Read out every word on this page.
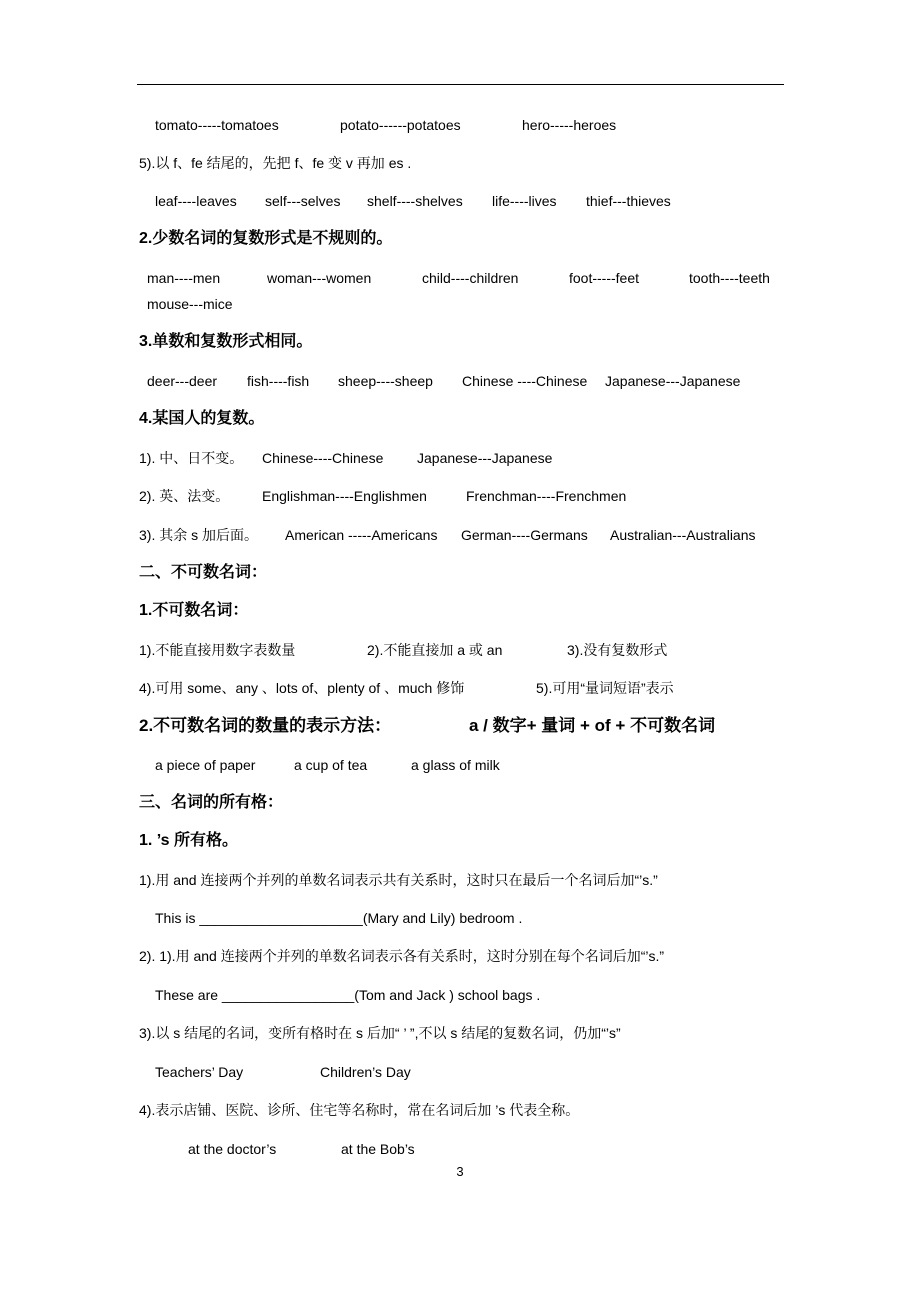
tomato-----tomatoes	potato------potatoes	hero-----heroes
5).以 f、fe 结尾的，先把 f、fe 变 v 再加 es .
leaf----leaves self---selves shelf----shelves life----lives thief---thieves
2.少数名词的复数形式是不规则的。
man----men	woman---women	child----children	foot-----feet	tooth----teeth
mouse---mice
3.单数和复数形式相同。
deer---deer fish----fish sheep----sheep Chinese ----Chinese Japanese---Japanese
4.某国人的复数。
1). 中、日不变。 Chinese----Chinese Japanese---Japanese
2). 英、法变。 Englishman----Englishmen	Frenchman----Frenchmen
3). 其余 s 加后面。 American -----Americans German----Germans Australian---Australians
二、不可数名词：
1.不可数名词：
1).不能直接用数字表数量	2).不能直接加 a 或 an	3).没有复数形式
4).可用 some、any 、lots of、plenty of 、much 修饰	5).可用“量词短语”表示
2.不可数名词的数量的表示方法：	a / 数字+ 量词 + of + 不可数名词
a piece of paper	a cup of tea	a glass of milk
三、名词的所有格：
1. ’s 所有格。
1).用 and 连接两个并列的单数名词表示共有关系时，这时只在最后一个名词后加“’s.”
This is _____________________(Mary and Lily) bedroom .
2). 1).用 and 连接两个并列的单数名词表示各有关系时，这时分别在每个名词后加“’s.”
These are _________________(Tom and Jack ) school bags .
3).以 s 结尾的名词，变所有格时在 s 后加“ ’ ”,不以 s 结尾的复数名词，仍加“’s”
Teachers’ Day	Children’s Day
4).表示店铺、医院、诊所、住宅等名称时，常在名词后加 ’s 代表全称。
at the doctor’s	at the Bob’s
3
● ● ● ● ● ● ●
Your goal
Pictures are excluded; repeat every record exactly.

Exercise result
Read out every word on this page.
tomato-----tomatoes	potato------potatoes	hero-----heroes
5).以 f、fe 结尾的，先把 f、fe 变 v 再加 es .
leaf----leaves self---selves shelf----shelves life----lives thief---thieves
2.少数名词的复数形式是不规则的。
man----men	woman---women	child----children	foot-----feet	tooth----teeth
mouse---mice
3.单数和复数形式相同。
deer---deer fish----fish sheep----sheep Chinese ----Chinese Japanese---Japanese
4.某国人的复数。
1). 中、日不变。 Chinese----Chinese Japanese---Japanese
2). 英、法变。 Englishman----Englishmen	Frenchman----Frenchmen
3). 其余 s 加后面。 American -----Americans German----Germans Australian---Australians
二、不可数名词：
1.不可数名词：
1).不能直接用数字表数量	2).不能直接加 a 或 an	3).没有复数形式
4).可用 some、any 、lots of、plenty of 、much 修饰	5).可用“量词短语”表示
2.不可数名词的数量的表示方法：	a / 数字+ 量词 + of + 不可数名词
a piece of paper	a cup of tea	a glass of milk
三、名词的所有格：
1. ’s 所有格。
1).用 and 连接两个并列的单数名词表示共有关系时，这时只在最后一个名词后加“’s.”
This is _____________________(Mary and Lily) bedroom .
2). 1).用 and 连接两个并列的单数名词表示各有关系时，这时分别在每个名词后加“’s.”
These are _________________(Tom and Jack ) school bags .
3).以 s 结尾的名词，变所有格时在 s 后加“ ’ ”,不以 s 结尾的复数名词，仍加“’s”
Teachers’ Day	Children’s Day
4).表示店铺、医院、诊所、住宅等名称时，常在名词后加 ’s 代表全称。
at the doctor’s	at the Bob’s
3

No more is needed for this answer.